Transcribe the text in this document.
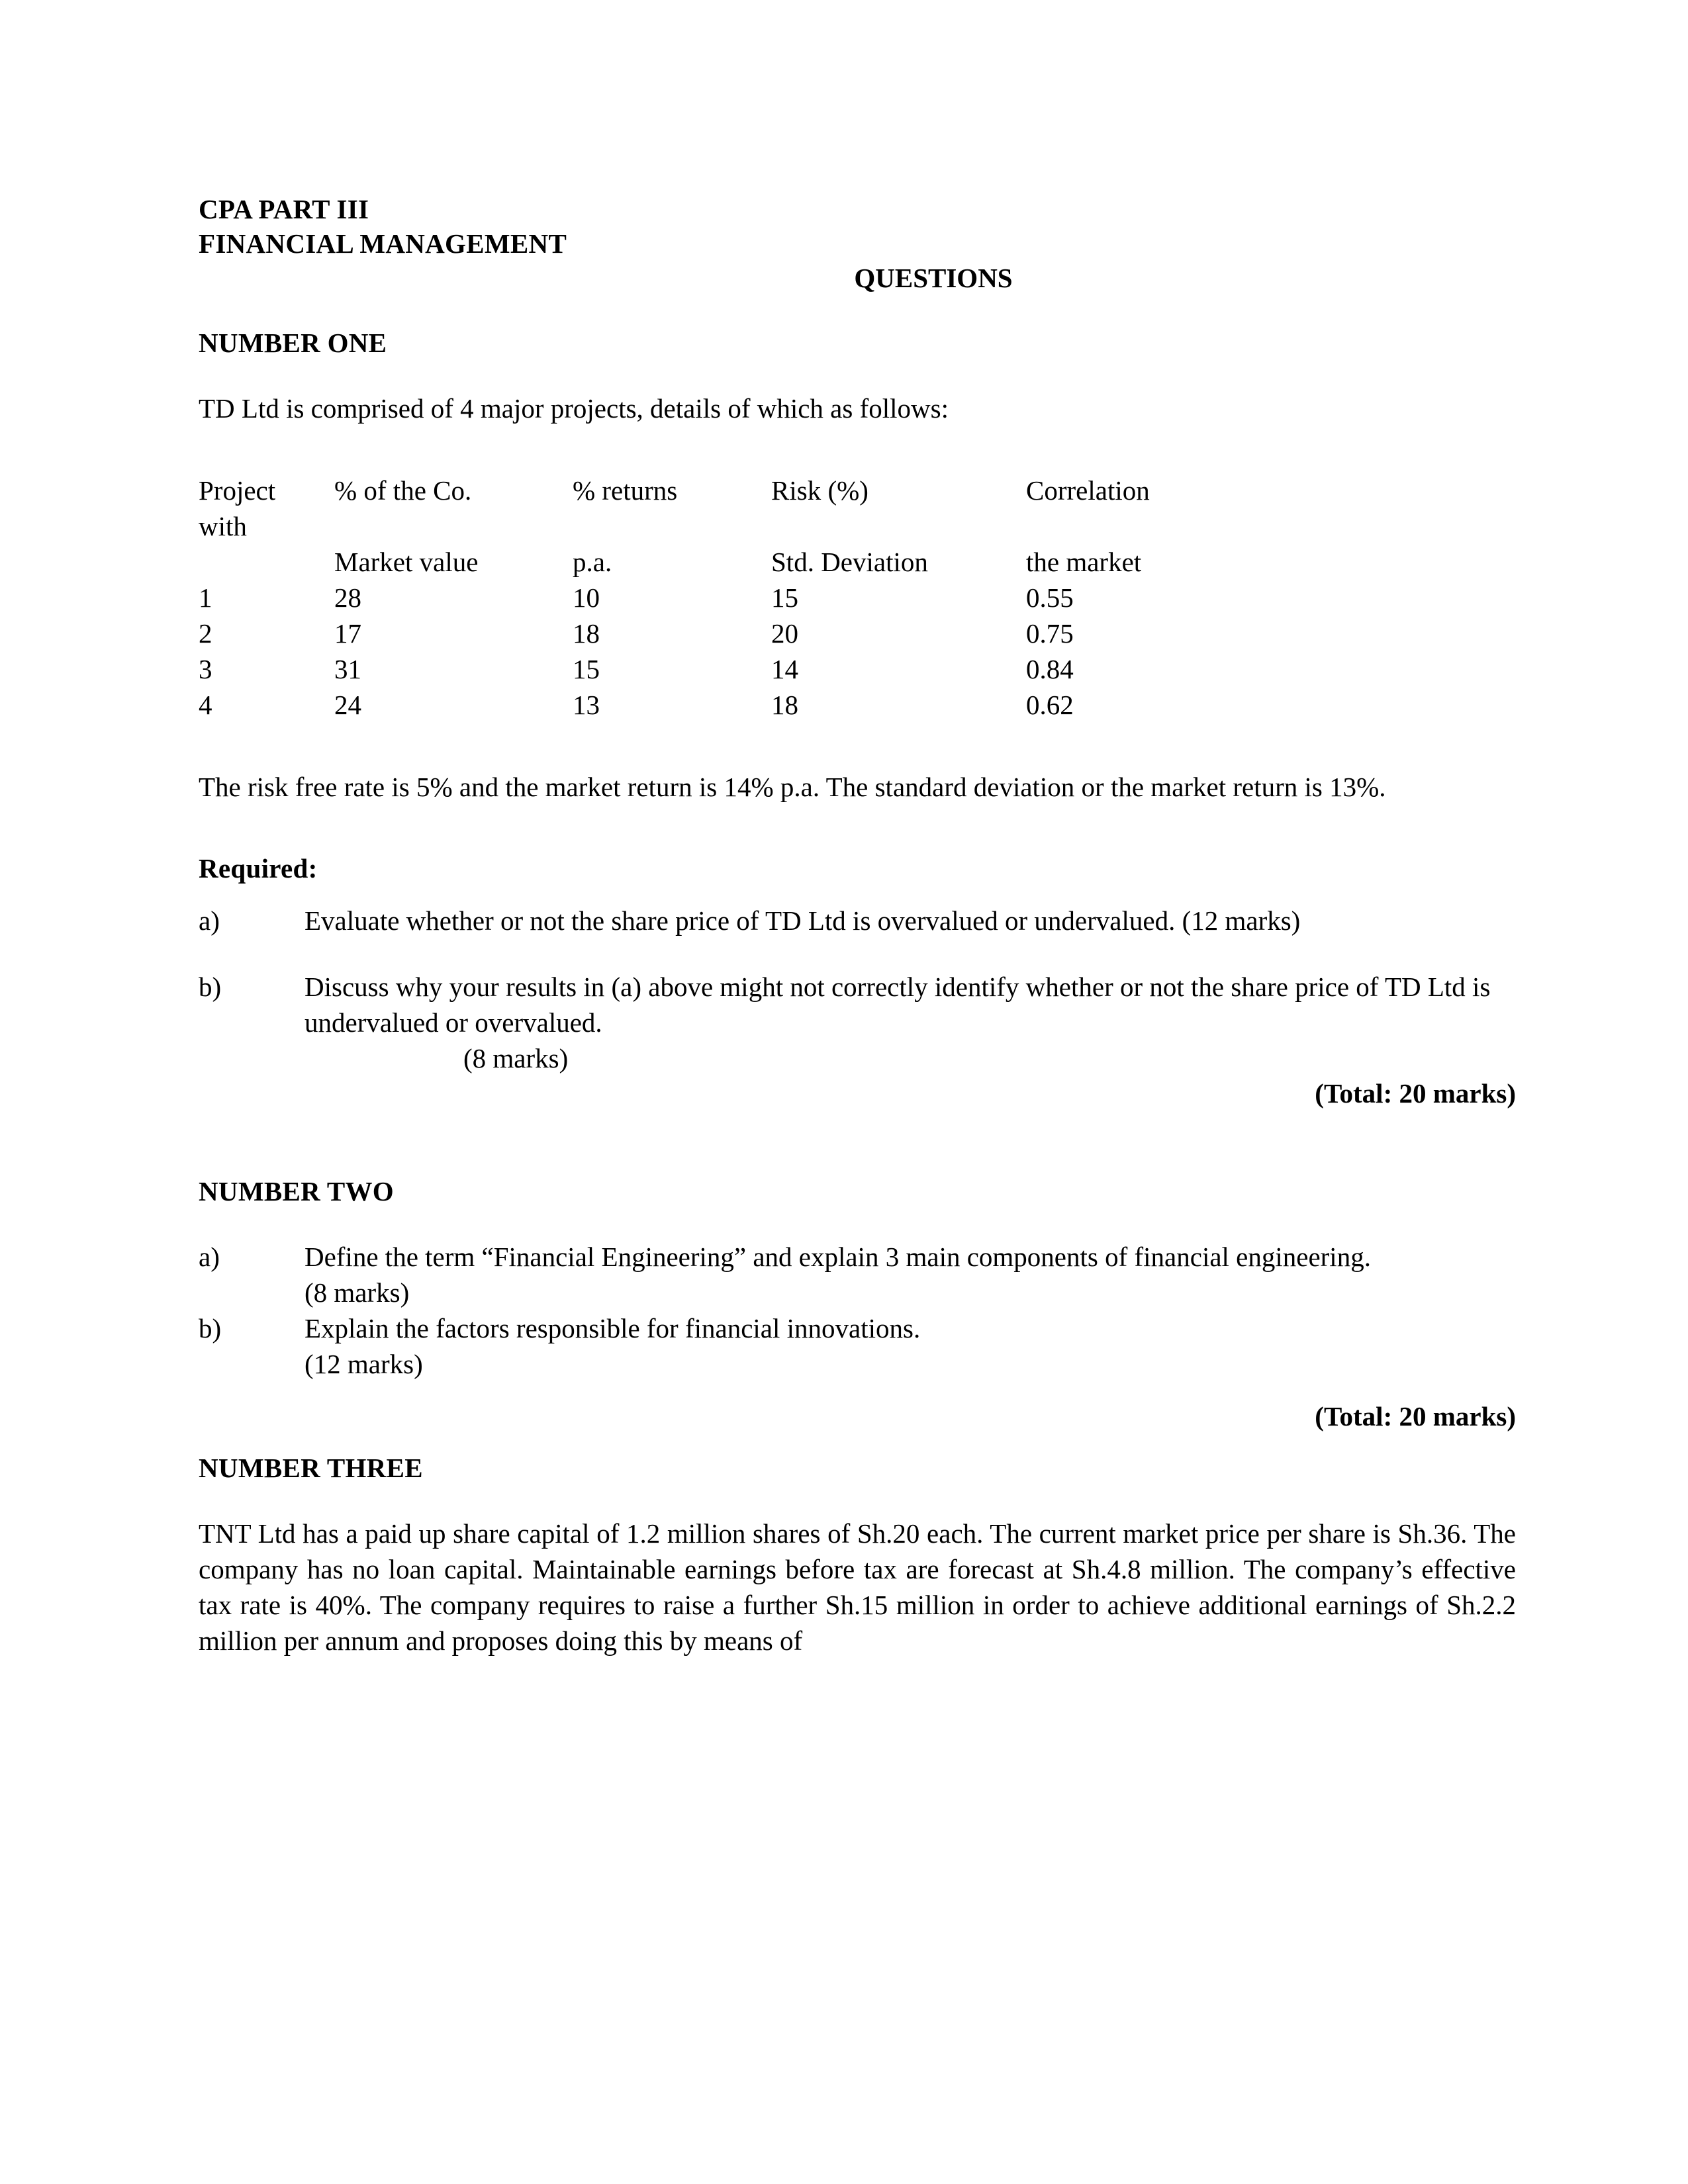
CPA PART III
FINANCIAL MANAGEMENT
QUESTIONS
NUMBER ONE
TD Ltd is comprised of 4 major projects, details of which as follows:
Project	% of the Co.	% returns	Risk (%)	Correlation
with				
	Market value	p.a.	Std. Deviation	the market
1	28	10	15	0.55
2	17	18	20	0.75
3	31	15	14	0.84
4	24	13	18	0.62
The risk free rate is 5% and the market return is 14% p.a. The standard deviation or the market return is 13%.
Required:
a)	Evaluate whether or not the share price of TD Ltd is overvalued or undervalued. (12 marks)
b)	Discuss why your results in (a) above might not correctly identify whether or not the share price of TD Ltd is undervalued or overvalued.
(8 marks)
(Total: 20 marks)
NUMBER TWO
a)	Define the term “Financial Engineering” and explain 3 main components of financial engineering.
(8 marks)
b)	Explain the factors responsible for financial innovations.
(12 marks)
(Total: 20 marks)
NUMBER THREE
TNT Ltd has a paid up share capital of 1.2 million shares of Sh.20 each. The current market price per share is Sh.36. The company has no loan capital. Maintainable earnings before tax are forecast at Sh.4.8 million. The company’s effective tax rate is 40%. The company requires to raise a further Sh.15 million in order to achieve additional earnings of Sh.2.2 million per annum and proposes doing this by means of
• • • •
__GIVEN REQUEST__.
Find the string "overvalued" in the records, then copy each line where it occurs.

__ANSWER FOR THE TASK__.
a)	Evaluate whether or not the share price of TD Ltd is overvalued or undervalued. (12 marks)
b)	Discuss why your results in (a) above might not correctly identify whether or not the share price of TD Ltd is undervalued or overvalued.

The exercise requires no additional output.